## WRITTEN EXERCISE
Write out each record again exactly as it stands.

## RECORD EXTRACTS
****

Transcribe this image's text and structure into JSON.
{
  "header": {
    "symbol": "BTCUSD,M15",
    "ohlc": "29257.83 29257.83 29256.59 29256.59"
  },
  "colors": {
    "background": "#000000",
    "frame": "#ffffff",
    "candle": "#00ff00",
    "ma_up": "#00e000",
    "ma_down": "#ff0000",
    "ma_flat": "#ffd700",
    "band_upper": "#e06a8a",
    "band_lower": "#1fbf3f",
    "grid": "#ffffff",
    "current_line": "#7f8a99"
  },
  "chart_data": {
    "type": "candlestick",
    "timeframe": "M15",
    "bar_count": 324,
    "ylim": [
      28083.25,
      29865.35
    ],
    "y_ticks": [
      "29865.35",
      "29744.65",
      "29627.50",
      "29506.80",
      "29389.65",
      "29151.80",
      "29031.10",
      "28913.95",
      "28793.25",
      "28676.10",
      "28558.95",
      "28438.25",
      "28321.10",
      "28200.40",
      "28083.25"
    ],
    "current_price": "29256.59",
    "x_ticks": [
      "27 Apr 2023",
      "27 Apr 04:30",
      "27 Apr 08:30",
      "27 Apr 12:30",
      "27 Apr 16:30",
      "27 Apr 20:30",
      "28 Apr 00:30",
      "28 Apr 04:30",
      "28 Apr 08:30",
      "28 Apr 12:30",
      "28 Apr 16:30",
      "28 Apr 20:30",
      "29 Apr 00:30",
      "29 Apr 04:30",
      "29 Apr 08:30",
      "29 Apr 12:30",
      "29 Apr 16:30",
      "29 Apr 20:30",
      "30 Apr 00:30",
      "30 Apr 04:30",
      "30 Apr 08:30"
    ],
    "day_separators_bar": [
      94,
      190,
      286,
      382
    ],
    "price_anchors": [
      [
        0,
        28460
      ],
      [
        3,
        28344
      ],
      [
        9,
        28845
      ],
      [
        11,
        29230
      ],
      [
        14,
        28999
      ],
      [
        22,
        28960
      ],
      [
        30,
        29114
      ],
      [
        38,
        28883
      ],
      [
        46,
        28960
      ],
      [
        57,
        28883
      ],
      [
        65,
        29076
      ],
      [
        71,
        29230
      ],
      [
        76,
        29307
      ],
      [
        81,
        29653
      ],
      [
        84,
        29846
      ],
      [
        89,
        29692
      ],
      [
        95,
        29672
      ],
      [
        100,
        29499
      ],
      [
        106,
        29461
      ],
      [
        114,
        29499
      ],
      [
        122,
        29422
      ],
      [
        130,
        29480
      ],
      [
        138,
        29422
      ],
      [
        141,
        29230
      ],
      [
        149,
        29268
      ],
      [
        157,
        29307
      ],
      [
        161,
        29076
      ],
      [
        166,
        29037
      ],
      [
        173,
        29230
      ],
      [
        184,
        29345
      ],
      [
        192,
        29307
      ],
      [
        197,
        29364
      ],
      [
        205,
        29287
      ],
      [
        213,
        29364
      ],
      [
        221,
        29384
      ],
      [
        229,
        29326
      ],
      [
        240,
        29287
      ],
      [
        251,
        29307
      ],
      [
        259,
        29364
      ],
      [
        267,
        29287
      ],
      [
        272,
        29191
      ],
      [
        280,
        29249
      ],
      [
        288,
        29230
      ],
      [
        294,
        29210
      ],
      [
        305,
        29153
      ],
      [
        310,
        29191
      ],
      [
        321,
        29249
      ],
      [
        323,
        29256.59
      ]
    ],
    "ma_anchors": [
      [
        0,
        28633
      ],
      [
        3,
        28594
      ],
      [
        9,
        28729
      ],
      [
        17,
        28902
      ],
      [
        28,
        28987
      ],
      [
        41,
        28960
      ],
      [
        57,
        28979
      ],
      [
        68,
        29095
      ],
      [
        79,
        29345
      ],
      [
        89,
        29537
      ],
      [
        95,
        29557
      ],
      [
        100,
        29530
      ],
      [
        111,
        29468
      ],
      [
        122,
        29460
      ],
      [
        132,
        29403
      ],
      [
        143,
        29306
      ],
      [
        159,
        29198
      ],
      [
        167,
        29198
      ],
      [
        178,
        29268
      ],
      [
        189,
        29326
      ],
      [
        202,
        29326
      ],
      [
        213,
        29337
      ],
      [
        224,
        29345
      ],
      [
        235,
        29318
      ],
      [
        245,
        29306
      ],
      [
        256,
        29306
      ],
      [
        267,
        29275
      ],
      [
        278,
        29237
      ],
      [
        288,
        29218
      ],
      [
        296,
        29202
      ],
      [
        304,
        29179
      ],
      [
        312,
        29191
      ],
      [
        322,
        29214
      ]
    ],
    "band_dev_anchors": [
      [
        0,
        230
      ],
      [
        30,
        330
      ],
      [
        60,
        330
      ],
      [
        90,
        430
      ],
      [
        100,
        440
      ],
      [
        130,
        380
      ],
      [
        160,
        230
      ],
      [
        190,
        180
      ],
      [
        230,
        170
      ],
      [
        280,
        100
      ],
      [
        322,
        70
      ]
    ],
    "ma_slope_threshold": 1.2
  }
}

****

## ANSWER
Transcribe this image's text and structure into JSON.
{
  "header": {
    "symbol": "BTCUSD,M15",
    "ohlc": "29257.83 29257.83 29256.59 29256.59"
  },
  "colors": {
    "background": "#000000",
    "frame": "#ffffff",
    "candle": "#00ff00",
    "ma_up": "#00e000",
    "ma_down": "#ff0000",
    "ma_flat": "#ffd700",
    "band_upper": "#e06a8a",
    "band_lower": "#1fbf3f",
    "grid": "#ffffff",
    "current_line": "#7f8a99"
  },
  "chart_data": {
    "type": "candlestick",
    "timeframe": "M15",
    "bar_count": 324,
    "ylim": [
      28083.25,
      29865.35
    ],
    "y_ticks": [
      "29865.35",
      "29744.65",
      "29627.50",
      "29506.80",
      "29389.65",
      "29151.80",
      "29031.10",
      "28913.95",
      "28793.25",
      "28676.10",
      "28558.95",
      "28438.25",
      "28321.10",
      "28200.40",
      "28083.25"
    ],
    "current_price": "29256.59",
    "x_ticks": [
      "27 Apr 2023",
      "27 Apr 04:30",
      "27 Apr 08:30",
      "27 Apr 12:30",
      "27 Apr 16:30",
      "27 Apr 20:30",
      "28 Apr 00:30",
      "28 Apr 04:30",
      "28 Apr 08:30",
      "28 Apr 12:30",
      "28 Apr 16:30",
      "28 Apr 20:30",
      "29 Apr 00:30",
      "29 Apr 04:30",
      "29 Apr 08:30",
      "29 Apr 12:30",
      "29 Apr 16:30",
      "29 Apr 20:30",
      "30 Apr 00:30",
      "30 Apr 04:30",
      "30 Apr 08:30"
    ],
    "day_separators_bar": [
      94,
      190,
      286,
      382
    ],
    "price_anchors": [
      [
        0,
        28460
      ],
      [
        3,
        28344
      ],
      [
        9,
        28845
      ],
      [
        11,
        29230
      ],
      [
        14,
        28999
      ],
      [
        22,
        28960
      ],
      [
        30,
        29114
      ],
      [
        38,
        28883
      ],
      [
        46,
        28960
      ],
      [
        57,
        28883
      ],
      [
        65,
        29076
      ],
      [
        71,
        29230
      ],
      [
        76,
        29307
      ],
      [
        81,
        29653
      ],
      [
        84,
        29846
      ],
      [
        89,
        29692
      ],
      [
        95,
        29672
      ],
      [
        100,
        29499
      ],
      [
        106,
        29461
      ],
      [
        114,
        29499
      ],
      [
        122,
        29422
      ],
      [
        130,
        29480
      ],
      [
        138,
        29422
      ],
      [
        141,
        29230
      ],
      [
        149,
        29268
      ],
      [
        157,
        29307
      ],
      [
        161,
        29076
      ],
      [
        166,
        29037
      ],
      [
        173,
        29230
      ],
      [
        184,
        29345
      ],
      [
        192,
        29307
      ],
      [
        197,
        29364
      ],
      [
        205,
        29287
      ],
      [
        213,
        29364
      ],
      [
        221,
        29384
      ],
      [
        229,
        29326
      ],
      [
        240,
        29287
      ],
      [
        251,
        29307
      ],
      [
        259,
        29364
      ],
      [
        267,
        29287
      ],
      [
        272,
        29191
      ],
      [
        280,
        29249
      ],
      [
        288,
        29230
      ],
      [
        294,
        29210
      ],
      [
        305,
        29153
      ],
      [
        310,
        29191
      ],
      [
        321,
        29249
      ],
      [
        323,
        29256.59
      ]
    ],
    "ma_anchors": [
      [
        0,
        28633
      ],
      [
        3,
        28594
      ],
      [
        9,
        28729
      ],
      [
        17,
        28902
      ],
      [
        28,
        28987
      ],
      [
        41,
        28960
      ],
      [
        57,
        28979
      ],
      [
        68,
        29095
      ],
      [
        79,
        29345
      ],
      [
        89,
        29537
      ],
      [
        95,
        29557
      ],
      [
        100,
        29530
      ],
      [
        111,
        29468
      ],
      [
        122,
        29460
      ],
      [
        132,
        29403
      ],
      [
        143,
        29306
      ],
      [
        159,
        29198
      ],
      [
        167,
        29198
      ],
      [
        178,
        29268
      ],
      [
        189,
        29326
      ],
      [
        202,
        29326
      ],
      [
        213,
        29337
      ],
      [
        224,
        29345
      ],
      [
        235,
        29318
      ],
      [
        245,
        29306
      ],
      [
        256,
        29306
      ],
      [
        267,
        29275
      ],
      [
        278,
        29237
      ],
      [
        288,
        29218
      ],
      [
        296,
        29202
      ],
      [
        304,
        29179
      ],
      [
        312,
        29191
      ],
      [
        322,
        29214
      ]
    ],
    "band_dev_anchors": [
      [
        0,
        230
      ],
      [
        30,
        330
      ],
      [
        60,
        330
      ],
      [
        90,
        430
      ],
      [
        100,
        440
      ],
      [
        130,
        380
      ],
      [
        160,
        230
      ],
      [
        190,
        180
      ],
      [
        230,
        170
      ],
      [
        280,
        100
      ],
      [
        322,
        70
      ]
    ],
    "ma_slope_threshold": 1.2
  }
}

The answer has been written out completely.